TASK OBJECTIVE:
Copy each line from the records below in which the word "accomplished" is found.

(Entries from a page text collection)
((

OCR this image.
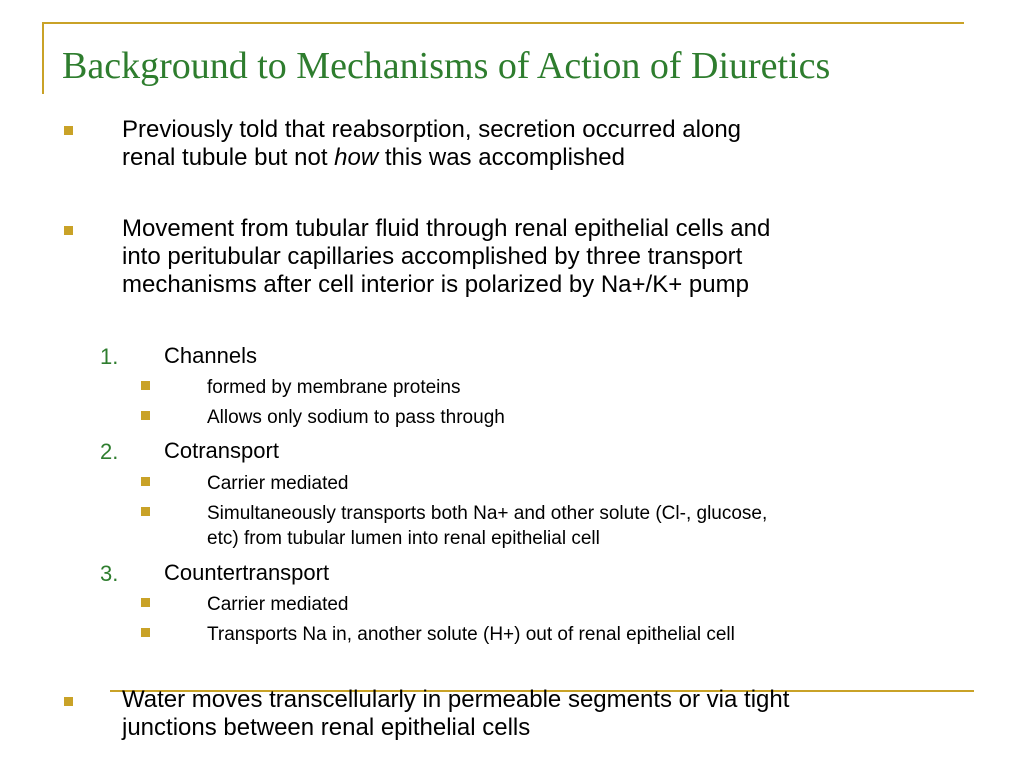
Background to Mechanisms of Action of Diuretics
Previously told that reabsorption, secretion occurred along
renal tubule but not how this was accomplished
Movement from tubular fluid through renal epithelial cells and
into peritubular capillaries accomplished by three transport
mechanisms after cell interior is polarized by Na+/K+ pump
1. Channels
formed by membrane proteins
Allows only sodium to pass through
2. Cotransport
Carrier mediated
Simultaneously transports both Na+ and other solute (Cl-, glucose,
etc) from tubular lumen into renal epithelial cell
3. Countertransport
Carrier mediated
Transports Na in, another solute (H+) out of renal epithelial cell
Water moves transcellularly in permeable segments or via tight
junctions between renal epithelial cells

))

EXERCISE RESPONSE:
renal tubule but not how this was accomplished
into peritubular capillaries accomplished by three transport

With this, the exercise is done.